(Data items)
= = = = = = =

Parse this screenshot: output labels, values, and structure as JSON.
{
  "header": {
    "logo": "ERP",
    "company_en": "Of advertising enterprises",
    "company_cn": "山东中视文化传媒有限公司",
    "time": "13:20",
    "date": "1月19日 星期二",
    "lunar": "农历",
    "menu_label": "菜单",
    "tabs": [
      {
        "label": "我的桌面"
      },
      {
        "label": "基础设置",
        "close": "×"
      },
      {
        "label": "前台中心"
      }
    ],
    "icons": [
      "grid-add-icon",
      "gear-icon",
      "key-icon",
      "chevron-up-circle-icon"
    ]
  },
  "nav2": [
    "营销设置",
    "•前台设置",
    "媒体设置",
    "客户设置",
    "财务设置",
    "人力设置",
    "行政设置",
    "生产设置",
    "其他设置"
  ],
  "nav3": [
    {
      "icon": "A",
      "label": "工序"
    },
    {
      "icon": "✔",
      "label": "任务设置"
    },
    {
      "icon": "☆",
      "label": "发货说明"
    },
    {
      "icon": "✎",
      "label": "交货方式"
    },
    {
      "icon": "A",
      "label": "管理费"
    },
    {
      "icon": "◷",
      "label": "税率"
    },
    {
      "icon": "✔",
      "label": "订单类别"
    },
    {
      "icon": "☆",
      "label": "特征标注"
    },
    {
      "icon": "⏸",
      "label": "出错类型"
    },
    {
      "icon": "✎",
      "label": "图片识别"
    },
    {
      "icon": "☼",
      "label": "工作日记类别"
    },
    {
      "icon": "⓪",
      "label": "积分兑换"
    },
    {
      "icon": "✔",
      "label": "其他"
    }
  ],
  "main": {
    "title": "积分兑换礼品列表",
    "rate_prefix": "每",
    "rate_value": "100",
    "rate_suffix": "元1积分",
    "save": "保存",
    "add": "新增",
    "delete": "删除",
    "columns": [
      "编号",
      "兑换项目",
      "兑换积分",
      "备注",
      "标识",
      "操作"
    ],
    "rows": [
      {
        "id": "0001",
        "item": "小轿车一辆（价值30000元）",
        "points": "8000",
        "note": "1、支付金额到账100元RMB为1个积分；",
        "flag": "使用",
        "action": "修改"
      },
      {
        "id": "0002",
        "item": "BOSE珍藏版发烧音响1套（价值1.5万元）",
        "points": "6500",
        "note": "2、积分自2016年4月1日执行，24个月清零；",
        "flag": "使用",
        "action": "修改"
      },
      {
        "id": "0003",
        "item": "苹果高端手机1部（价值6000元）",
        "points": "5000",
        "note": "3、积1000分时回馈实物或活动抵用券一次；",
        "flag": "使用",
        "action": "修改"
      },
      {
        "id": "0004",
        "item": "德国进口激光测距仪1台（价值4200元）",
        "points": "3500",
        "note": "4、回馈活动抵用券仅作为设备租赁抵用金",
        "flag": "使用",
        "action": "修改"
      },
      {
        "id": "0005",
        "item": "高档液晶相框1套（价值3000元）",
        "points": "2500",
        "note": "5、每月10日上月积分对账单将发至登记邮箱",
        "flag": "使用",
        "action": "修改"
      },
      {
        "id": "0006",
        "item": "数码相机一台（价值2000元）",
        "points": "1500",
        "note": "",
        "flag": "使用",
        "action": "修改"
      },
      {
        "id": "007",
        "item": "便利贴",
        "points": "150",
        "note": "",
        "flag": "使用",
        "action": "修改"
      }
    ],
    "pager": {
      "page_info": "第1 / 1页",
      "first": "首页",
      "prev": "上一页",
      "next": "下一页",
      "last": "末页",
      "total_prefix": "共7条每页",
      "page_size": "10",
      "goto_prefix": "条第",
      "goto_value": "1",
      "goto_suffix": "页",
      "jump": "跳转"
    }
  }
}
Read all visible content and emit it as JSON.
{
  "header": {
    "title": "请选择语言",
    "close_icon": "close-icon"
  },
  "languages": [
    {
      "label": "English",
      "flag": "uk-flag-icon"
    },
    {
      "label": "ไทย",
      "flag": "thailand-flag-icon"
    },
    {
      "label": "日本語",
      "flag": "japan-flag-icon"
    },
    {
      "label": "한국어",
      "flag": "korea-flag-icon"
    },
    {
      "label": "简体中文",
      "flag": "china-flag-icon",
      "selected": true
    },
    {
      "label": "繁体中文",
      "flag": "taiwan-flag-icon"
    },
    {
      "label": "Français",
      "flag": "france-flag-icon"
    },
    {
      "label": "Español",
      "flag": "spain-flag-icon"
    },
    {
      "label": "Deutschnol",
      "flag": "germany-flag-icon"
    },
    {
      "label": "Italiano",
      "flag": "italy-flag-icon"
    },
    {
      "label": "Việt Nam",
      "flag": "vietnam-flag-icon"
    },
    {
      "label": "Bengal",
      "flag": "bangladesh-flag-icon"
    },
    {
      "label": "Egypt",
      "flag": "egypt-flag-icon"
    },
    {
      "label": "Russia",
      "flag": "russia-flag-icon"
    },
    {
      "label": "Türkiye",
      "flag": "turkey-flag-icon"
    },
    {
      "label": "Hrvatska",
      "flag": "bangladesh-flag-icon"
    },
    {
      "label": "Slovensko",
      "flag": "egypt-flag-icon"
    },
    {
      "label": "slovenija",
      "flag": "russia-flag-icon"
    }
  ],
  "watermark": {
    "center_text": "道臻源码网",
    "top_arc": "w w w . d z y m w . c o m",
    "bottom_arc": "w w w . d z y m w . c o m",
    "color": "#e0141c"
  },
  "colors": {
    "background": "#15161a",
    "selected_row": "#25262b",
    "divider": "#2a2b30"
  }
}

= = = = = = =

> _What to do_
Output the full listing without altering anything.

> _Exercise output_
Parse this screenshot: output labels, values, and structure as JSON.
{
  "header": {
    "logo": "ERP",
    "company_en": "Of advertising enterprises",
    "company_cn": "山东中视文化传媒有限公司",
    "time": "13:20",
    "date": "1月19日 星期二",
    "lunar": "农历",
    "menu_label": "菜单",
    "tabs": [
      {
        "label": "我的桌面"
      },
      {
        "label": "基础设置",
        "close": "×"
      },
      {
        "label": "前台中心"
      }
    ],
    "icons": [
      "grid-add-icon",
      "gear-icon",
      "key-icon",
      "chevron-up-circle-icon"
    ]
  },
  "nav2": [
    "营销设置",
    "•前台设置",
    "媒体设置",
    "客户设置",
    "财务设置",
    "人力设置",
    "行政设置",
    "生产设置",
    "其他设置"
  ],
  "nav3": [
    {
      "icon": "A",
      "label": "工序"
    },
    {
      "icon": "✔",
      "label": "任务设置"
    },
    {
      "icon": "☆",
      "label": "发货说明"
    },
    {
      "icon": "✎",
      "label": "交货方式"
    },
    {
      "icon": "A",
      "label": "管理费"
    },
    {
      "icon": "◷",
      "label": "税率"
    },
    {
      "icon": "✔",
      "label": "订单类别"
    },
    {
      "icon": "☆",
      "label": "特征标注"
    },
    {
      "icon": "⏸",
      "label": "出错类型"
    },
    {
      "icon": "✎",
      "label": "图片识别"
    },
    {
      "icon": "☼",
      "label": "工作日记类别"
    },
    {
      "icon": "⓪",
      "label": "积分兑换"
    },
    {
      "icon": "✔",
      "label": "其他"
    }
  ],
  "main": {
    "title": "积分兑换礼品列表",
    "rate_prefix": "每",
    "rate_value": "100",
    "rate_suffix": "元1积分",
    "save": "保存",
    "add": "新增",
    "delete": "删除",
    "columns": [
      "编号",
      "兑换项目",
      "兑换积分",
      "备注",
      "标识",
      "操作"
    ],
    "rows": [
      {
        "id": "0001",
        "item": "小轿车一辆（价值30000元）",
        "points": "8000",
        "note": "1、支付金额到账100元RMB为1个积分；",
        "flag": "使用",
        "action": "修改"
      },
      {
        "id": "0002",
        "item": "BOSE珍藏版发烧音响1套（价值1.5万元）",
        "points": "6500",
        "note": "2、积分自2016年4月1日执行，24个月清零；",
        "flag": "使用",
        "action": "修改"
      },
      {
        "id": "0003",
        "item": "苹果高端手机1部（价值6000元）",
        "points": "5000",
        "note": "3、积1000分时回馈实物或活动抵用券一次；",
        "flag": "使用",
        "action": "修改"
      },
      {
        "id": "0004",
        "item": "德国进口激光测距仪1台（价值4200元）",
        "points": "3500",
        "note": "4、回馈活动抵用券仅作为设备租赁抵用金",
        "flag": "使用",
        "action": "修改"
      },
      {
        "id": "0005",
        "item": "高档液晶相框1套（价值3000元）",
        "points": "2500",
        "note": "5、每月10日上月积分对账单将发至登记邮箱",
        "flag": "使用",
        "action": "修改"
      },
      {
        "id": "0006",
        "item": "数码相机一台（价值2000元）",
        "points": "1500",
        "note": "",
        "flag": "使用",
        "action": "修改"
      },
      {
        "id": "007",
        "item": "便利贴",
        "points": "150",
        "note": "",
        "flag": "使用",
        "action": "修改"
      }
    ],
    "pager": {
      "page_info": "第1 / 1页",
      "first": "首页",
      "prev": "上一页",
      "next": "下一页",
      "last": "末页",
      "total_prefix": "共7条每页",
      "page_size": "10",
      "goto_prefix": "条第",
      "goto_value": "1",
      "goto_suffix": "页",
      "jump": "跳转"
    }
  }
}
Read all visible content and emit it as JSON.
{
  "header": {
    "title": "请选择语言",
    "close_icon": "close-icon"
  },
  "languages": [
    {
      "label": "English",
      "flag": "uk-flag-icon"
    },
    {
      "label": "ไทย",
      "flag": "thailand-flag-icon"
    },
    {
      "label": "日本語",
      "flag": "japan-flag-icon"
    },
    {
      "label": "한국어",
      "flag": "korea-flag-icon"
    },
    {
      "label": "简体中文",
      "flag": "china-flag-icon",
      "selected": true
    },
    {
      "label": "繁体中文",
      "flag": "taiwan-flag-icon"
    },
    {
      "label": "Français",
      "flag": "france-flag-icon"
    },
    {
      "label": "Español",
      "flag": "spain-flag-icon"
    },
    {
      "label": "Deutschnol",
      "flag": "germany-flag-icon"
    },
    {
      "label": "Italiano",
      "flag": "italy-flag-icon"
    },
    {
      "label": "Việt Nam",
      "flag": "vietnam-flag-icon"
    },
    {
      "label": "Bengal",
      "flag": "bangladesh-flag-icon"
    },
    {
      "label": "Egypt",
      "flag": "egypt-flag-icon"
    },
    {
      "label": "Russia",
      "flag": "russia-flag-icon"
    },
    {
      "label": "Türkiye",
      "flag": "turkey-flag-icon"
    },
    {
      "label": "Hrvatska",
      "flag": "bangladesh-flag-icon"
    },
    {
      "label": "Slovensko",
      "flag": "egypt-flag-icon"
    },
    {
      "label": "slovenija",
      "flag": "russia-flag-icon"
    }
  ],
  "watermark": {
    "center_text": "道臻源码网",
    "top_arc": "w w w . d z y m w . c o m",
    "bottom_arc": "w w w . d z y m w . c o m",
    "color": "#e0141c"
  },
  "colors": {
    "background": "#15161a",
    "selected_row": "#25262b",
    "divider": "#2a2b30"
  }
}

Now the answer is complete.